AIM =>
Select lines where the word "自强自立美德少年" appears.

DATA SHOWN =>
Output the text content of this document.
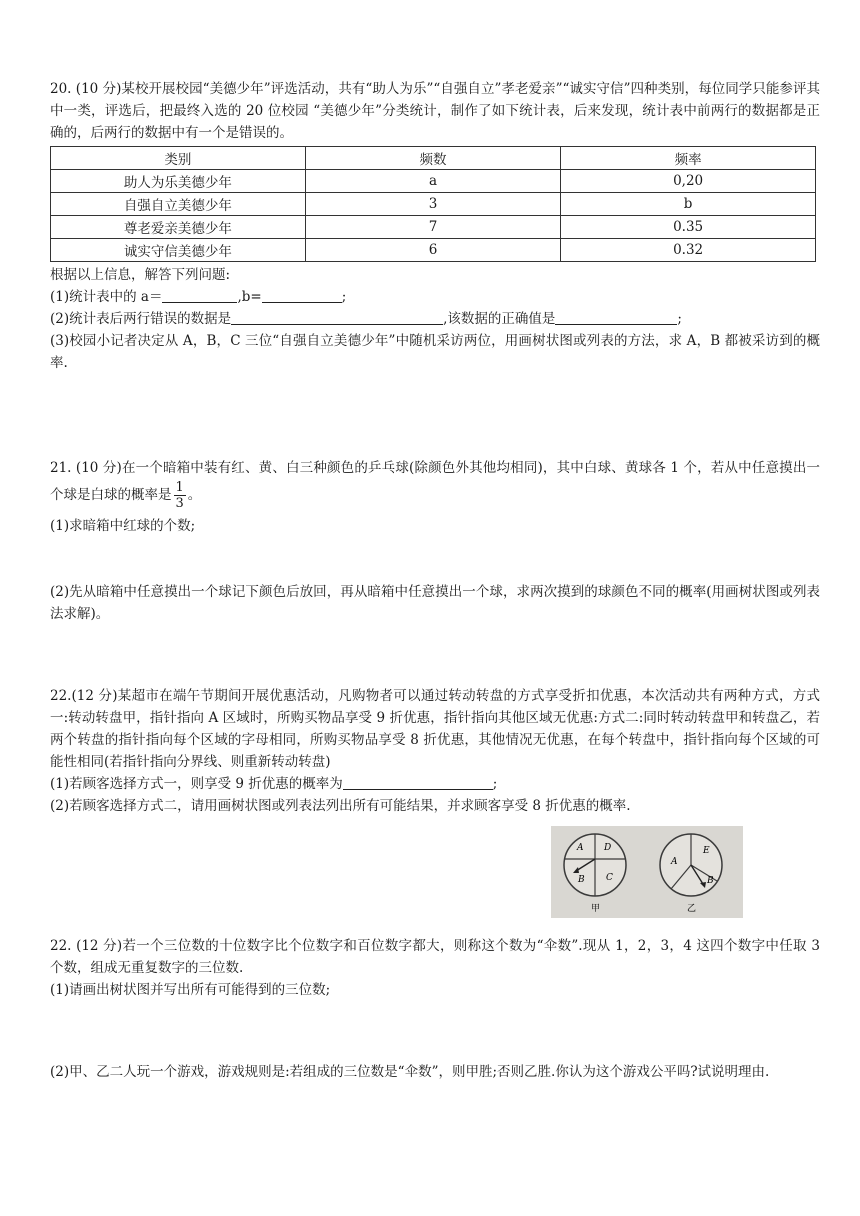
20. (10 分)某校开展校园“美德少年”评选活动，共有“助人为乐”“自强自立”孝老爱亲”“诚实守信”四种类别，每位同学只能参评其中一类，评选后，把最终入选的 20 位校园 “美德少年”分类统计，制作了如下统计表，后来发现，统计表中前两行的数据都是正确的，后两行的数据中有一个是错误的。

类别	频数	频率
助人为乐美德少年	a	0,20
自强自立美德少年	3	b
尊老爱亲美德少年	7	0.35
诚实守信美德少年	6	0.32

根据以上信息，解答下列问题:

(1)统计表中的 a＝	,b=	;

(2)统计表后两行错误的数据是	,该数据的正确值是	;

(3)校园小记者决定从 A，B，C 三位“自强自立美德少年”中随机采访两位，用画树状图或列表的方法，求 A，B 都被采访到的概率.

21. (10 分)在一个暗箱中装有红、黄、白三种颜色的乒乓球(除颜色外其他均相同)，其中白球、黄球各 1 个，若从中任意摸出一个球是白球的概率是 $\frac{1}{3}$ 。

(1)求暗箱中红球的个数;

(2)先从暗箱中任意摸出一个球记下颜色后放回，再从暗箱中任意摸出一个球，求两次摸到的球颜色不同的概率(用画树状图或列表法求解)。

22.(12 分)某超市在端午节期间开展优惠活动，凡购物者可以通过转动转盘的方式享受折扣优惠，本次活动共有两种方式，方式一:转动转盘甲，指针指向 A 区域时，所购买物品享受 9 折优惠，指针指向其他区域无优惠:方式二:同时转动转盘甲和转盘乙，若两个转盘的指针指向每个区域的字母相同，所购买物品享受 8 折优惠，其他情况无优惠，在每个转盘中，指针指向每个区域的可能性相同(若指针指向分界线、则重新转动转盘)

(1)若顾客选择方式一，则享受 9 折优惠的概率为	;

(2)若顾客选择方式二，请用画树状图或列表法列出所有可能结果，并求顾客享受 8 折优惠的概率.

A D
B C
甲
E
A
B
乙

22. (12 分)若一个三位数的十位数字比个位数字和百位数字都大，则称这个数为“伞数”.现从 1，2，3，4 这四个数字中任取 3 个数，组成无重复数字的三位数.

(1)请画出树状图并写出所有可能得到的三位数;

(2)甲、乙二人玩一个游戏，游戏规则是:若组成的三位数是“伞数”，则甲胜;否则乙胜.你认为这个游戏公平吗?试说明理由.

TASK ANSWER =>
自强自立美德少年	3	b
(3)校园小记者决定从 A，B，C 三位“自强自立美德少年”中随机采访两位，用画树状图或列表的方法，求 A，B 都被采访到的概率.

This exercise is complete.